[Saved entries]
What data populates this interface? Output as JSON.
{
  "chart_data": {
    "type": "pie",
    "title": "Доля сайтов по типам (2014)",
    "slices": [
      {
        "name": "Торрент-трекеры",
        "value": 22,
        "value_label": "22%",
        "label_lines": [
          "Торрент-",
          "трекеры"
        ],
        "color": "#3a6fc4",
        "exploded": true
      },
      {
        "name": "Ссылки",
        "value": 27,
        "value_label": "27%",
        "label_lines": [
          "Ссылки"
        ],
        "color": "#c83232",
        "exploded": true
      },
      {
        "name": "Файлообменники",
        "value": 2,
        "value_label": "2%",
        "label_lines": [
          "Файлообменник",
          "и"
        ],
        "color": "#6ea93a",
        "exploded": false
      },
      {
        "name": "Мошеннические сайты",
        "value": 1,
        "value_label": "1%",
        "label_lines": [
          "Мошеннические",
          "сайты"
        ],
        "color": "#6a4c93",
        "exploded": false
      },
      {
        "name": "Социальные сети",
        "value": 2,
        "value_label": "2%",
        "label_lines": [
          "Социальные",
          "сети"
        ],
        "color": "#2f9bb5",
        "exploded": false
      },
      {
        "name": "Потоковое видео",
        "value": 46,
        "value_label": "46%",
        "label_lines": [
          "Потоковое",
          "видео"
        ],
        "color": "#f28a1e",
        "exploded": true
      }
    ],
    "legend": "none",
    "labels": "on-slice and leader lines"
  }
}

**What is needed**
All of the entries must be quoted exactly; please include each one.

**Output for this task**
What data populates this interface? Output as JSON.
{
  "chart_data": {
    "type": "pie",
    "title": "Доля сайтов по типам (2014)",
    "slices": [
      {
        "name": "Торрент-трекеры",
        "value": 22,
        "value_label": "22%",
        "label_lines": [
          "Торрент-",
          "трекеры"
        ],
        "color": "#3a6fc4",
        "exploded": true
      },
      {
        "name": "Ссылки",
        "value": 27,
        "value_label": "27%",
        "label_lines": [
          "Ссылки"
        ],
        "color": "#c83232",
        "exploded": true
      },
      {
        "name": "Файлообменники",
        "value": 2,
        "value_label": "2%",
        "label_lines": [
          "Файлообменник",
          "и"
        ],
        "color": "#6ea93a",
        "exploded": false
      },
      {
        "name": "Мошеннические сайты",
        "value": 1,
        "value_label": "1%",
        "label_lines": [
          "Мошеннические",
          "сайты"
        ],
        "color": "#6a4c93",
        "exploded": false
      },
      {
        "name": "Социальные сети",
        "value": 2,
        "value_label": "2%",
        "label_lines": [
          "Социальные",
          "сети"
        ],
        "color": "#2f9bb5",
        "exploded": false
      },
      {
        "name": "Потоковое видео",
        "value": 46,
        "value_label": "46%",
        "label_lines": [
          "Потоковое",
          "видео"
        ],
        "color": "#f28a1e",
        "exploded": true
      }
    ],
    "legend": "none",
    "labels": "on-slice and leader lines"
  }
}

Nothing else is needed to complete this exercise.